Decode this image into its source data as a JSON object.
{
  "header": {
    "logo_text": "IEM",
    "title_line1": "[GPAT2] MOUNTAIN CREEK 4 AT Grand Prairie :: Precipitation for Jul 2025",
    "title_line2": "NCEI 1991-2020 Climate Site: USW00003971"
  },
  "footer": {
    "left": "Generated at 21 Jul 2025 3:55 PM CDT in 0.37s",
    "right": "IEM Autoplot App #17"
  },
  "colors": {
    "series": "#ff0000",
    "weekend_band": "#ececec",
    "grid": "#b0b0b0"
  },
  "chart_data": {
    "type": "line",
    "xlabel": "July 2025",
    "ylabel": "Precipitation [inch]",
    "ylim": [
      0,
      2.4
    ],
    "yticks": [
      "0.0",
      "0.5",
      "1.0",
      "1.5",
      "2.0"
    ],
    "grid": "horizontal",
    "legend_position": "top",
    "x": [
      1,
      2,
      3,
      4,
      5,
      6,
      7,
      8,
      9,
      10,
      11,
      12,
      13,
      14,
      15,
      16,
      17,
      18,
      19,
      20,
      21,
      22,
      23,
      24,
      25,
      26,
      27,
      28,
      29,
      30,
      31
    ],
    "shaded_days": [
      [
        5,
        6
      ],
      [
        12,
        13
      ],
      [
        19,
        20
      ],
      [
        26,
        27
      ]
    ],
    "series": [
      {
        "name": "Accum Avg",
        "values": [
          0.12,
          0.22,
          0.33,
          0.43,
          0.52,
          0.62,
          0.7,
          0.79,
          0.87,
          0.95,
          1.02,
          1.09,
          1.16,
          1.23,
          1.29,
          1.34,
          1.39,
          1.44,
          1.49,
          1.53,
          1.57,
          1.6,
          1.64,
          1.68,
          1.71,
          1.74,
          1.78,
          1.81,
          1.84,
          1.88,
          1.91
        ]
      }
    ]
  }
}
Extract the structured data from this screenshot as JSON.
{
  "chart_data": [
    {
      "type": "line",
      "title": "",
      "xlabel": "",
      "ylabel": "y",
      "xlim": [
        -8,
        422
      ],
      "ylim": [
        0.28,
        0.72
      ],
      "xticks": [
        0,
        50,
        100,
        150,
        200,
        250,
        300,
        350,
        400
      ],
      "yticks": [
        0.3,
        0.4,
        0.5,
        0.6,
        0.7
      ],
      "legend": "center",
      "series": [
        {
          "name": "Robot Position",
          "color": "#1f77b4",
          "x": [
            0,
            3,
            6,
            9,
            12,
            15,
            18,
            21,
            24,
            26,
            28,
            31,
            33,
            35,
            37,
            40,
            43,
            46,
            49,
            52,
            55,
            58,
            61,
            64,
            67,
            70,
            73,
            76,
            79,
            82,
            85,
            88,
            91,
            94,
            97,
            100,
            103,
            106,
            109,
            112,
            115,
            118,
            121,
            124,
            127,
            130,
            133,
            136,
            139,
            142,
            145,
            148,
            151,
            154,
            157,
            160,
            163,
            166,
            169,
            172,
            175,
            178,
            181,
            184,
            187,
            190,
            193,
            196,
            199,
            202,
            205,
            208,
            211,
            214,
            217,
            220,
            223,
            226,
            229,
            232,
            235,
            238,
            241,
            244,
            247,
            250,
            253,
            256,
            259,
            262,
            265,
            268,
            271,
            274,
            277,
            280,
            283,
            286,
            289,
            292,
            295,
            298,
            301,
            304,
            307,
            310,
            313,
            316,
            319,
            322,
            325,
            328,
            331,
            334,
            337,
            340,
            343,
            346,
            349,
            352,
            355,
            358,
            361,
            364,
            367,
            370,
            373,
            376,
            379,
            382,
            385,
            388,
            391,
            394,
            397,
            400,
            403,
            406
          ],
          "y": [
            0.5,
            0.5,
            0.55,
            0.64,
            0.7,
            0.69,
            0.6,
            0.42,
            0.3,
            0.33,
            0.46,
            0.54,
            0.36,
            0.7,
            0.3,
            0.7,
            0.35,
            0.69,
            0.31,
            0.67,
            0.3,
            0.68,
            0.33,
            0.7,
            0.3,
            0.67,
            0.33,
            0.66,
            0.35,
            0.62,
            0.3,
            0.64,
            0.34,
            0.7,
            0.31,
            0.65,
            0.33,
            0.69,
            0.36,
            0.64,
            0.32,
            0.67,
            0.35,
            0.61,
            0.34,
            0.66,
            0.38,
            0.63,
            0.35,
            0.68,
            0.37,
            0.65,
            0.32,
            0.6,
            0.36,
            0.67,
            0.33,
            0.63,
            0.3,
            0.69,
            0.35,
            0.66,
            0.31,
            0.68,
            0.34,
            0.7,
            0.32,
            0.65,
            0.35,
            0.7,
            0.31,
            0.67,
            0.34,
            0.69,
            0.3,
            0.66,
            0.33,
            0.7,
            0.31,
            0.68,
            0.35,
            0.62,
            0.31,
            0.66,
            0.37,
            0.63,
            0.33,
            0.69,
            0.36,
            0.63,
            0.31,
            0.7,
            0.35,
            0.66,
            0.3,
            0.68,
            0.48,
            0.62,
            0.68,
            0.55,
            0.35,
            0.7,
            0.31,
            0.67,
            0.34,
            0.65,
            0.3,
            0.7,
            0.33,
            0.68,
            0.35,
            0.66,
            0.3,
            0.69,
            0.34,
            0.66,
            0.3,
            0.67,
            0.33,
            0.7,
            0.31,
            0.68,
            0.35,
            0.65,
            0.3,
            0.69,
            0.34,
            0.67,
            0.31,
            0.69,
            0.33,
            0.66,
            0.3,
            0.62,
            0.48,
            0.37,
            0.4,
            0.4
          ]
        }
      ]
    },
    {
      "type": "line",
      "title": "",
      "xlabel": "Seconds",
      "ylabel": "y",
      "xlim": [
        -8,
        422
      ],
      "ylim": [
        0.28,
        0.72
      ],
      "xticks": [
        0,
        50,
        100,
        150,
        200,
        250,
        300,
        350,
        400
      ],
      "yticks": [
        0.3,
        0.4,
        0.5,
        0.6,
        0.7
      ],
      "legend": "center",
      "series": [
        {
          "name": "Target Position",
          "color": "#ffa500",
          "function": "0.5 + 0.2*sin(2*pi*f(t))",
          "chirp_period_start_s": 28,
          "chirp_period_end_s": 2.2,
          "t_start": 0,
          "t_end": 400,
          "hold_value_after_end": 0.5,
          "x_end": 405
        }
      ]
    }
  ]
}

===============

* _SHORT EXERCISE_
Write out every line of the preceding listing that contains "Precipitation".

* _CORRECT RESULT_
    "title_line1": "[GPAT2] MOUNTAIN CREEK 4 AT Grand Prairie :: Precipitation for Jul 2025",
    "ylabel": "Precipitation [inch]",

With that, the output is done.